Records from a collection of figures:

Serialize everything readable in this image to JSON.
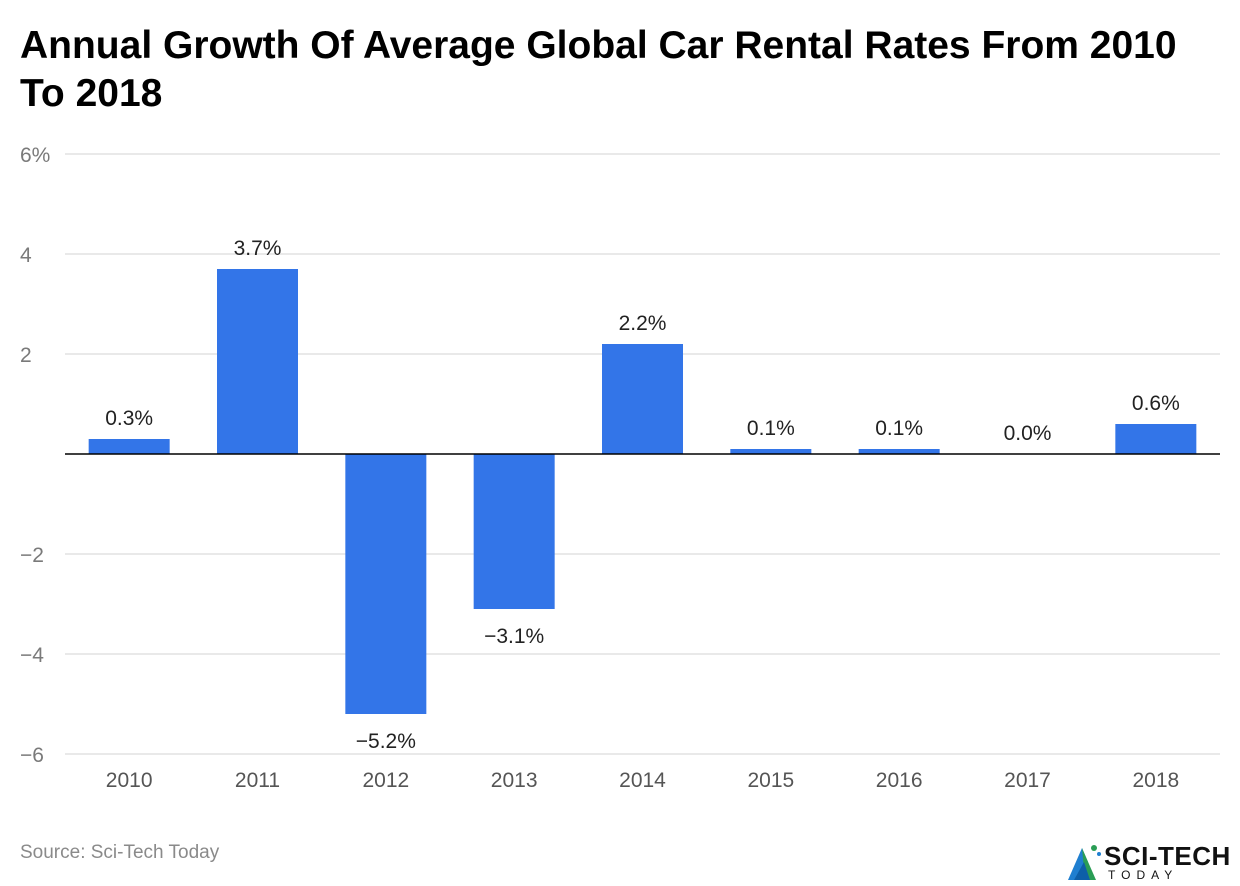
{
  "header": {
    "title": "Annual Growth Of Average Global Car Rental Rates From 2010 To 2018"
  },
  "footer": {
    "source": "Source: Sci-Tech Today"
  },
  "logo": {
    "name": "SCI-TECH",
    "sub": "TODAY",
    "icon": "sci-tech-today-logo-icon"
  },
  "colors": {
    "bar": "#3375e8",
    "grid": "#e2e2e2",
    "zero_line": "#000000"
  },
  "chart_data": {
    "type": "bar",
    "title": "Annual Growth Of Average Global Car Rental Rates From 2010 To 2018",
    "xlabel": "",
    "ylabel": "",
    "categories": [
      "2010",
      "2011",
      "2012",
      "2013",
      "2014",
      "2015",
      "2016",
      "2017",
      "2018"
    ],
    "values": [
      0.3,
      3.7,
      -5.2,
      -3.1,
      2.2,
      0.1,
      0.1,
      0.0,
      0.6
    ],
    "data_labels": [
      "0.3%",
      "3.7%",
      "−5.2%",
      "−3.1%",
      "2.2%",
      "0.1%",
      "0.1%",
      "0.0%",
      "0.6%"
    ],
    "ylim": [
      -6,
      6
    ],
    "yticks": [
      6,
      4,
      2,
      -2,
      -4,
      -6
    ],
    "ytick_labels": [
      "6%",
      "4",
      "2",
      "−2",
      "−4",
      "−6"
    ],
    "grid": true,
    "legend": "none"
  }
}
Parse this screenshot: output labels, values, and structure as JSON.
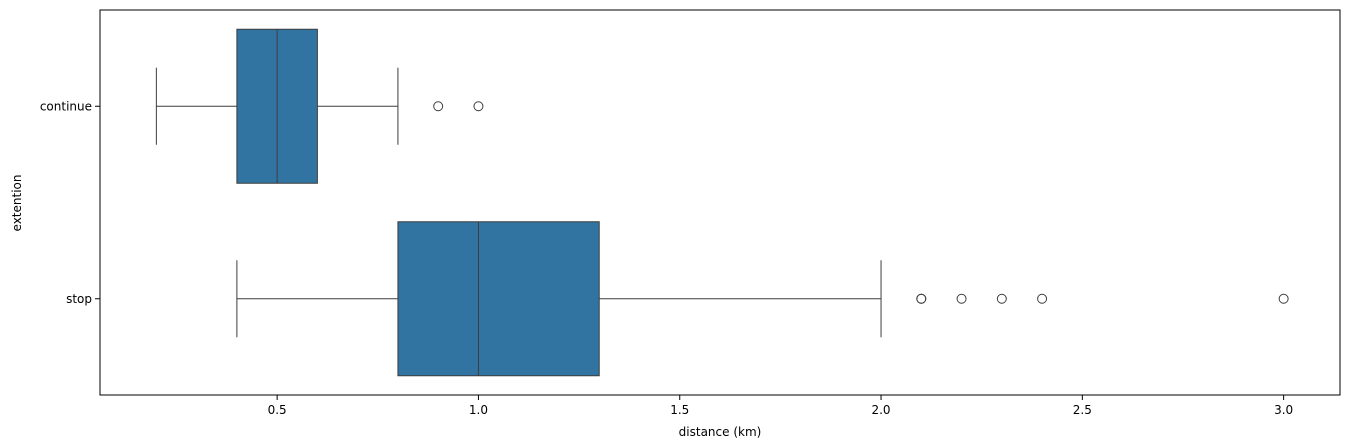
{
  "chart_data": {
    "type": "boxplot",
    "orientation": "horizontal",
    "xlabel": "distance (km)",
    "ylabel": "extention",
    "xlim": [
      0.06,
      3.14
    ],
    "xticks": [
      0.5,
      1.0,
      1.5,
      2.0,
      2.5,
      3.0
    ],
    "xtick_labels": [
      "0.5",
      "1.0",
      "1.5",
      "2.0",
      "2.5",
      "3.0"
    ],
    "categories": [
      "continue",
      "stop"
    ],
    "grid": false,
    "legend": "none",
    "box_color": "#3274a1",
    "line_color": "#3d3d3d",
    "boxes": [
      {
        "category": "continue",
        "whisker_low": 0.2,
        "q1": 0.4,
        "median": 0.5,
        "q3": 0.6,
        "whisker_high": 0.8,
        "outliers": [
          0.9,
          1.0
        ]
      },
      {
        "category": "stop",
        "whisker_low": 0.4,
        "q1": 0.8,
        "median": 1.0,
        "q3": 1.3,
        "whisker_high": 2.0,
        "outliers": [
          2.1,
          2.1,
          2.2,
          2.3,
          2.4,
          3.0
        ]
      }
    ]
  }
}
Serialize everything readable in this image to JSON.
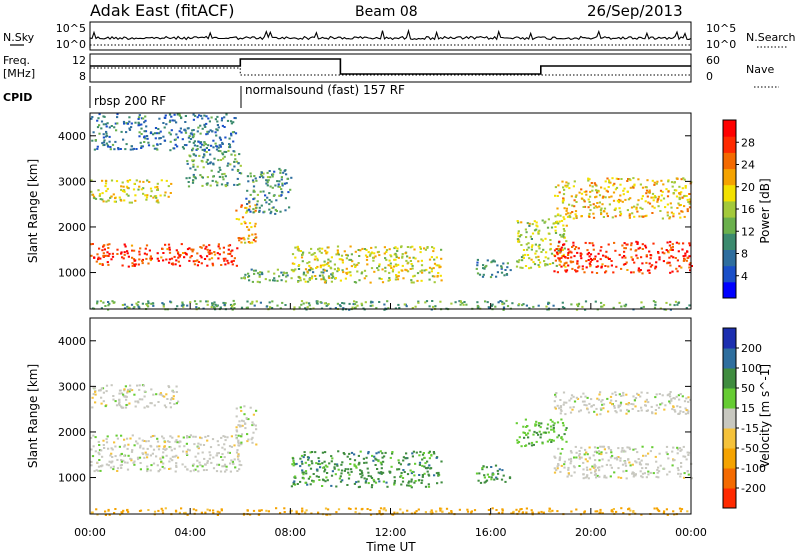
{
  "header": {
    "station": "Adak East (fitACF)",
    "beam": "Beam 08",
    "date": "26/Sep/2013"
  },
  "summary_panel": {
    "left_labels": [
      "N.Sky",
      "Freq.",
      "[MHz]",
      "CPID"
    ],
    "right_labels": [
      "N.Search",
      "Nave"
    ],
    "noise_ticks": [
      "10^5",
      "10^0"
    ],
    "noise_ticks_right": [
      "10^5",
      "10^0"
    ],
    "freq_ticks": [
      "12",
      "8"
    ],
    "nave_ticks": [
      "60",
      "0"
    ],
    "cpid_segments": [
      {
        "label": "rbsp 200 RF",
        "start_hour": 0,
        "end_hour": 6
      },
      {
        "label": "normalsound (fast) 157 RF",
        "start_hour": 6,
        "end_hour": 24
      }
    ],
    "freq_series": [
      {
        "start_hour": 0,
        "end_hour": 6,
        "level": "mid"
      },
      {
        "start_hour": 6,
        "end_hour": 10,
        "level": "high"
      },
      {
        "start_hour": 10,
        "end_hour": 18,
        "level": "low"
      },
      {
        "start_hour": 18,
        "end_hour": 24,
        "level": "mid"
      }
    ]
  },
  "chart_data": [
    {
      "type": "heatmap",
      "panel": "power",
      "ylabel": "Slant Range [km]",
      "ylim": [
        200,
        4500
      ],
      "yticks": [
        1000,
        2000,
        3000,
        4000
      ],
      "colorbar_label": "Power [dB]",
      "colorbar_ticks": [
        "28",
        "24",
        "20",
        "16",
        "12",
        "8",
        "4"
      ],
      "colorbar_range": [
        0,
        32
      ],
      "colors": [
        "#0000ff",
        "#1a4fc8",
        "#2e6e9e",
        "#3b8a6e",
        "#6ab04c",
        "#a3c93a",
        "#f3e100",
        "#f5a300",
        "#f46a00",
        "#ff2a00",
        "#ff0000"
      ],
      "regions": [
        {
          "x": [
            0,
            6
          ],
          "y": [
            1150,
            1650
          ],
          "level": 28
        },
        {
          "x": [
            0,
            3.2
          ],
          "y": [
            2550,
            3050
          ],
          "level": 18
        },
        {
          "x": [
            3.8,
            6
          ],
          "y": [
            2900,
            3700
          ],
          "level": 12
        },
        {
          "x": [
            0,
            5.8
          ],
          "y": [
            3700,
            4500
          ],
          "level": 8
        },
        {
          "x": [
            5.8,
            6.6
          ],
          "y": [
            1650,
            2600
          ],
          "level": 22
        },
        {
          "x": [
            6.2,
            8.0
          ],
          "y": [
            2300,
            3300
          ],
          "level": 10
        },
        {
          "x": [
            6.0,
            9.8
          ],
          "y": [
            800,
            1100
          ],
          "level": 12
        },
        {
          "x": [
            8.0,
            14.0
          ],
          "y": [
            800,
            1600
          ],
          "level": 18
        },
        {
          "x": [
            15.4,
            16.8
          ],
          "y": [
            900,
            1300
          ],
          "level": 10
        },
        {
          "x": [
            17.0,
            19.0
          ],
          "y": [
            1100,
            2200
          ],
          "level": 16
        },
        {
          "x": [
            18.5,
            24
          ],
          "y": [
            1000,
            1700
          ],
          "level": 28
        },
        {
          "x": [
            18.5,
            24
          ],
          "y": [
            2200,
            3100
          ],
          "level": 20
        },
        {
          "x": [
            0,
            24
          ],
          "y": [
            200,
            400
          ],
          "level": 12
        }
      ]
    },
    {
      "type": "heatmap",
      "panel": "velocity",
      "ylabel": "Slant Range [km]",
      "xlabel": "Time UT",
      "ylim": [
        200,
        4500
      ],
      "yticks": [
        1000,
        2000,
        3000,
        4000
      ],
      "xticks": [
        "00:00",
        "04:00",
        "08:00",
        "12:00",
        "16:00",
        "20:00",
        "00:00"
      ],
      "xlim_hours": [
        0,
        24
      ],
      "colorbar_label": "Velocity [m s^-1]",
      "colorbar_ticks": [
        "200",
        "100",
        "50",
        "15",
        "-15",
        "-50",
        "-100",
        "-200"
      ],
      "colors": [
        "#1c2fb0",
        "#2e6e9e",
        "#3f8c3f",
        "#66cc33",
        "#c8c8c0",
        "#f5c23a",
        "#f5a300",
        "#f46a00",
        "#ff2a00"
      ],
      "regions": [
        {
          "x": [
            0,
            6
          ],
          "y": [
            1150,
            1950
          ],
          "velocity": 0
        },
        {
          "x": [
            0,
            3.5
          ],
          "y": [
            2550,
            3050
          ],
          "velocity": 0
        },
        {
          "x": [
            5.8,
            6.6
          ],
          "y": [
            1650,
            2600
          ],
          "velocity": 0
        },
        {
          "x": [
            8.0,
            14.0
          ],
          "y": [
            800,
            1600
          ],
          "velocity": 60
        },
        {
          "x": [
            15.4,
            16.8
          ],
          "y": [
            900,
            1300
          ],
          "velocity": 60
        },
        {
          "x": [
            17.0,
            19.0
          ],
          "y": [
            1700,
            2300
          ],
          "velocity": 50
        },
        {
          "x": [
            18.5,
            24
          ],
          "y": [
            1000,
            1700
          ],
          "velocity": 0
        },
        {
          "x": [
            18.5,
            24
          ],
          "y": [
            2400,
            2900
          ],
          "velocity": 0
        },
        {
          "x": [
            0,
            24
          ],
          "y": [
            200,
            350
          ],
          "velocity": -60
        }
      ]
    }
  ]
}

§ **Given problem**: Read the entries and show each line that mentions "Average".

§ **Task solution**:
    "title": "Annual Growth Of Average Global Car Rental Rates From 2010 To 2018"
    "title": "Annual Growth Of Average Global Car Rental Rates From 2010 To 2018",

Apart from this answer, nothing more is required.